= Task statement =
Write out all of the entries exactly as given.
[START OF Given records]
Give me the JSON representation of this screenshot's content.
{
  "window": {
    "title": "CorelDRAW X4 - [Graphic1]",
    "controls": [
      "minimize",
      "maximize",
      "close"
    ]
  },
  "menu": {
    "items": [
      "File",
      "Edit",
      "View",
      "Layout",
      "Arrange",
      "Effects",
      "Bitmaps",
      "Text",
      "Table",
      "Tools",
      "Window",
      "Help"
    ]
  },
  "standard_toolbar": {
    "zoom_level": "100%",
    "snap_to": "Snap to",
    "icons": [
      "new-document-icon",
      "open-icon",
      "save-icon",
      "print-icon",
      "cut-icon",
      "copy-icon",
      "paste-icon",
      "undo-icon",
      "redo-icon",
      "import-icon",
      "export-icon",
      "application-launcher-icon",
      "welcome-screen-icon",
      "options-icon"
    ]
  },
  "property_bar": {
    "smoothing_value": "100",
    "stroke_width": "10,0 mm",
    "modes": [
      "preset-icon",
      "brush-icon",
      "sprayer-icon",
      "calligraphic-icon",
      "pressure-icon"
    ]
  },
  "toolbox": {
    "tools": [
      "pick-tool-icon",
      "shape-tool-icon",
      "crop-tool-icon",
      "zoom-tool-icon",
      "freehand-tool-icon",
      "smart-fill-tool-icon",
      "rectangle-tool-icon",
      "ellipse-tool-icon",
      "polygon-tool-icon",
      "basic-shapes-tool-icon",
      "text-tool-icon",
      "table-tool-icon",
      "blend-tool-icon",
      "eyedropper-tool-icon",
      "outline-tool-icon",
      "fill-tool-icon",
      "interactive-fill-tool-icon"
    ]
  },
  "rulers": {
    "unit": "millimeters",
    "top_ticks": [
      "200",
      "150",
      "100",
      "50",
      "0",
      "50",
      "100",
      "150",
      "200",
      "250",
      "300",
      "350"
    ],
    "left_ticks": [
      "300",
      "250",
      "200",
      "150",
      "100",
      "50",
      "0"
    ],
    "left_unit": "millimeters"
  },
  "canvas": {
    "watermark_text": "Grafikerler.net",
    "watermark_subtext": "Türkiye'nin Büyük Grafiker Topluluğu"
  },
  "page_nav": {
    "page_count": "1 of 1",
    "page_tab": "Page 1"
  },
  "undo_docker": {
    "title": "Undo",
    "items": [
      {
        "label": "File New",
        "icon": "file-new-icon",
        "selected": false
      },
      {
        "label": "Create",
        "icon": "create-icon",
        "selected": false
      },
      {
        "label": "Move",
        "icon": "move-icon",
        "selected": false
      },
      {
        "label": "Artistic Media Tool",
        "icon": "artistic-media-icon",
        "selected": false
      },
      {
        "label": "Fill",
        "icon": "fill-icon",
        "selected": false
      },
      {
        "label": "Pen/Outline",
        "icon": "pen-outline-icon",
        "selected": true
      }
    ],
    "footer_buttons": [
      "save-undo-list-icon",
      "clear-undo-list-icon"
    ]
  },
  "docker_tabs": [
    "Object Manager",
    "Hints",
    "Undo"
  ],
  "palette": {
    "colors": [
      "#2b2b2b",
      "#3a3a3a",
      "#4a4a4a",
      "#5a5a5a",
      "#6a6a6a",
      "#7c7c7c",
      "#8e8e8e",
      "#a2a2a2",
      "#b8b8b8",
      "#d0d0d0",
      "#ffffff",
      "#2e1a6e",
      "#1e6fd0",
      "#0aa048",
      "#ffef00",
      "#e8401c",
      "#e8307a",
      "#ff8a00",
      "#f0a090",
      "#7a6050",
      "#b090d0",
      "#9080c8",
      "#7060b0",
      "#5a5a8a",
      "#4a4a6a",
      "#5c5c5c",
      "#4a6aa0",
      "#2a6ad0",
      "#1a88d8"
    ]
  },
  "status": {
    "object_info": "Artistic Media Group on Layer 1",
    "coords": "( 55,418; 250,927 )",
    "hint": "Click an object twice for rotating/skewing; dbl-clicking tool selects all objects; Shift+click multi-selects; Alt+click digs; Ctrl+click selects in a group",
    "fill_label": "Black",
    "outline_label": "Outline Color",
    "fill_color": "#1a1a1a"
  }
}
[END OF Given records]
= Solution to this task =
Give me the JSON representation of this screenshot's content.
{
  "window": {
    "title": "CorelDRAW X4 - [Graphic1]",
    "controls": [
      "minimize",
      "maximize",
      "close"
    ]
  },
  "menu": {
    "items": [
      "File",
      "Edit",
      "View",
      "Layout",
      "Arrange",
      "Effects",
      "Bitmaps",
      "Text",
      "Table",
      "Tools",
      "Window",
      "Help"
    ]
  },
  "standard_toolbar": {
    "zoom_level": "100%",
    "snap_to": "Snap to",
    "icons": [
      "new-document-icon",
      "open-icon",
      "save-icon",
      "print-icon",
      "cut-icon",
      "copy-icon",
      "paste-icon",
      "undo-icon",
      "redo-icon",
      "import-icon",
      "export-icon",
      "application-launcher-icon",
      "welcome-screen-icon",
      "options-icon"
    ]
  },
  "property_bar": {
    "smoothing_value": "100",
    "stroke_width": "10,0 mm",
    "modes": [
      "preset-icon",
      "brush-icon",
      "sprayer-icon",
      "calligraphic-icon",
      "pressure-icon"
    ]
  },
  "toolbox": {
    "tools": [
      "pick-tool-icon",
      "shape-tool-icon",
      "crop-tool-icon",
      "zoom-tool-icon",
      "freehand-tool-icon",
      "smart-fill-tool-icon",
      "rectangle-tool-icon",
      "ellipse-tool-icon",
      "polygon-tool-icon",
      "basic-shapes-tool-icon",
      "text-tool-icon",
      "table-tool-icon",
      "blend-tool-icon",
      "eyedropper-tool-icon",
      "outline-tool-icon",
      "fill-tool-icon",
      "interactive-fill-tool-icon"
    ]
  },
  "rulers": {
    "unit": "millimeters",
    "top_ticks": [
      "200",
      "150",
      "100",
      "50",
      "0",
      "50",
      "100",
      "150",
      "200",
      "250",
      "300",
      "350"
    ],
    "left_ticks": [
      "300",
      "250",
      "200",
      "150",
      "100",
      "50",
      "0"
    ],
    "left_unit": "millimeters"
  },
  "canvas": {
    "watermark_text": "Grafikerler.net",
    "watermark_subtext": "Türkiye'nin Büyük Grafiker Topluluğu"
  },
  "page_nav": {
    "page_count": "1 of 1",
    "page_tab": "Page 1"
  },
  "undo_docker": {
    "title": "Undo",
    "items": [
      {
        "label": "File New",
        "icon": "file-new-icon",
        "selected": false
      },
      {
        "label": "Create",
        "icon": "create-icon",
        "selected": false
      },
      {
        "label": "Move",
        "icon": "move-icon",
        "selected": false
      },
      {
        "label": "Artistic Media Tool",
        "icon": "artistic-media-icon",
        "selected": false
      },
      {
        "label": "Fill",
        "icon": "fill-icon",
        "selected": false
      },
      {
        "label": "Pen/Outline",
        "icon": "pen-outline-icon",
        "selected": true
      }
    ],
    "footer_buttons": [
      "save-undo-list-icon",
      "clear-undo-list-icon"
    ]
  },
  "docker_tabs": [
    "Object Manager",
    "Hints",
    "Undo"
  ],
  "palette": {
    "colors": [
      "#2b2b2b",
      "#3a3a3a",
      "#4a4a4a",
      "#5a5a5a",
      "#6a6a6a",
      "#7c7c7c",
      "#8e8e8e",
      "#a2a2a2",
      "#b8b8b8",
      "#d0d0d0",
      "#ffffff",
      "#2e1a6e",
      "#1e6fd0",
      "#0aa048",
      "#ffef00",
      "#e8401c",
      "#e8307a",
      "#ff8a00",
      "#f0a090",
      "#7a6050",
      "#b090d0",
      "#9080c8",
      "#7060b0",
      "#5a5a8a",
      "#4a4a6a",
      "#5c5c5c",
      "#4a6aa0",
      "#2a6ad0",
      "#1a88d8"
    ]
  },
  "status": {
    "object_info": "Artistic Media Group on Layer 1",
    "coords": "( 55,418; 250,927 )",
    "hint": "Click an object twice for rotating/skewing; dbl-clicking tool selects all objects; Shift+click multi-selects; Alt+click digs; Ctrl+click selects in a group",
    "fill_label": "Black",
    "outline_label": "Outline Color",
    "fill_color": "#1a1a1a"
  }
}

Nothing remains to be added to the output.